Dataset items:
★ ★ ★

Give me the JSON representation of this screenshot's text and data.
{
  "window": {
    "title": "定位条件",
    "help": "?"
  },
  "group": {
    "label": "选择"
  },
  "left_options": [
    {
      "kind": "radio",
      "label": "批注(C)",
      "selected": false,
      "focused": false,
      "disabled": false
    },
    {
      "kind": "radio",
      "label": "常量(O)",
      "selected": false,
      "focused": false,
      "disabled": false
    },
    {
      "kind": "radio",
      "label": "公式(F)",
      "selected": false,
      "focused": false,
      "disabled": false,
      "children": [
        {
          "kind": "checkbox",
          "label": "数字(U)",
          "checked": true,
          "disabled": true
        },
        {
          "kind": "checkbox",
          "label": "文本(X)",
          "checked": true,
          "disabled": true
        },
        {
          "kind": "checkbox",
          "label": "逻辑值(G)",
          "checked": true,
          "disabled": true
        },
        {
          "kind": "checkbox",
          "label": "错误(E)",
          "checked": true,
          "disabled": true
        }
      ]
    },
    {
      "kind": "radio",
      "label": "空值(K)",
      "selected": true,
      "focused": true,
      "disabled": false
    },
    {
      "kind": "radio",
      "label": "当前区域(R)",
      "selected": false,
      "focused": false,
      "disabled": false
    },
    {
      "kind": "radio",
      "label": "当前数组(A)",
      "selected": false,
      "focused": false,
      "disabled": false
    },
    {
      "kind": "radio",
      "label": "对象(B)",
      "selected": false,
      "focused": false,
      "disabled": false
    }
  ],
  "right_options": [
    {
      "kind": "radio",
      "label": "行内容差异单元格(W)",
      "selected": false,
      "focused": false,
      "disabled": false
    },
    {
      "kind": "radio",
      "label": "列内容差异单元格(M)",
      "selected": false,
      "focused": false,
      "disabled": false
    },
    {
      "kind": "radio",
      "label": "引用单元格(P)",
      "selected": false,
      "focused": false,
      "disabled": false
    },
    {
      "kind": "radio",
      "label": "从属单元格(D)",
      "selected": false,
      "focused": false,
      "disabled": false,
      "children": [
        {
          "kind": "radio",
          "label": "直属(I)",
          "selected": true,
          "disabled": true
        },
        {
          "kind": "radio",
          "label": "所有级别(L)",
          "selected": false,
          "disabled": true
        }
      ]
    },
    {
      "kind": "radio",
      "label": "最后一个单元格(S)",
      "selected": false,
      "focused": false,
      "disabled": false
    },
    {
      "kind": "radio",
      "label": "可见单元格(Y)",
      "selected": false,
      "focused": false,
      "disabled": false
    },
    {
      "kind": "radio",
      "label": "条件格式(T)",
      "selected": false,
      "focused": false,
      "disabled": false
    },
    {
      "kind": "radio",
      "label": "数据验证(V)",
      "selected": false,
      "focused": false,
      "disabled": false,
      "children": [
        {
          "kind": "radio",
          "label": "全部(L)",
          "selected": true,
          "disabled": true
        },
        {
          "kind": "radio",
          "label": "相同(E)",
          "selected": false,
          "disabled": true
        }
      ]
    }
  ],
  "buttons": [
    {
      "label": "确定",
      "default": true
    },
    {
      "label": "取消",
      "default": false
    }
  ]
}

★ ★ ★

▸ **PROBLEM REQUIREMENTS**: Transcribe each entry precisely, missing none.

▸ **RESPONSE TO THE TASK**:
Give me the JSON representation of this screenshot's text and data.
{
  "window": {
    "title": "定位条件",
    "help": "?"
  },
  "group": {
    "label": "选择"
  },
  "left_options": [
    {
      "kind": "radio",
      "label": "批注(C)",
      "selected": false,
      "focused": false,
      "disabled": false
    },
    {
      "kind": "radio",
      "label": "常量(O)",
      "selected": false,
      "focused": false,
      "disabled": false
    },
    {
      "kind": "radio",
      "label": "公式(F)",
      "selected": false,
      "focused": false,
      "disabled": false,
      "children": [
        {
          "kind": "checkbox",
          "label": "数字(U)",
          "checked": true,
          "disabled": true
        },
        {
          "kind": "checkbox",
          "label": "文本(X)",
          "checked": true,
          "disabled": true
        },
        {
          "kind": "checkbox",
          "label": "逻辑值(G)",
          "checked": true,
          "disabled": true
        },
        {
          "kind": "checkbox",
          "label": "错误(E)",
          "checked": true,
          "disabled": true
        }
      ]
    },
    {
      "kind": "radio",
      "label": "空值(K)",
      "selected": true,
      "focused": true,
      "disabled": false
    },
    {
      "kind": "radio",
      "label": "当前区域(R)",
      "selected": false,
      "focused": false,
      "disabled": false
    },
    {
      "kind": "radio",
      "label": "当前数组(A)",
      "selected": false,
      "focused": false,
      "disabled": false
    },
    {
      "kind": "radio",
      "label": "对象(B)",
      "selected": false,
      "focused": false,
      "disabled": false
    }
  ],
  "right_options": [
    {
      "kind": "radio",
      "label": "行内容差异单元格(W)",
      "selected": false,
      "focused": false,
      "disabled": false
    },
    {
      "kind": "radio",
      "label": "列内容差异单元格(M)",
      "selected": false,
      "focused": false,
      "disabled": false
    },
    {
      "kind": "radio",
      "label": "引用单元格(P)",
      "selected": false,
      "focused": false,
      "disabled": false
    },
    {
      "kind": "radio",
      "label": "从属单元格(D)",
      "selected": false,
      "focused": false,
      "disabled": false,
      "children": [
        {
          "kind": "radio",
          "label": "直属(I)",
          "selected": true,
          "disabled": true
        },
        {
          "kind": "radio",
          "label": "所有级别(L)",
          "selected": false,
          "disabled": true
        }
      ]
    },
    {
      "kind": "radio",
      "label": "最后一个单元格(S)",
      "selected": false,
      "focused": false,
      "disabled": false
    },
    {
      "kind": "radio",
      "label": "可见单元格(Y)",
      "selected": false,
      "focused": false,
      "disabled": false
    },
    {
      "kind": "radio",
      "label": "条件格式(T)",
      "selected": false,
      "focused": false,
      "disabled": false
    },
    {
      "kind": "radio",
      "label": "数据验证(V)",
      "selected": false,
      "focused": false,
      "disabled": false,
      "children": [
        {
          "kind": "radio",
          "label": "全部(L)",
          "selected": true,
          "disabled": true
        },
        {
          "kind": "radio",
          "label": "相同(E)",
          "selected": false,
          "disabled": true
        }
      ]
    }
  ],
  "buttons": [
    {
      "label": "确定",
      "default": true
    },
    {
      "label": "取消",
      "default": false
    }
  ]
}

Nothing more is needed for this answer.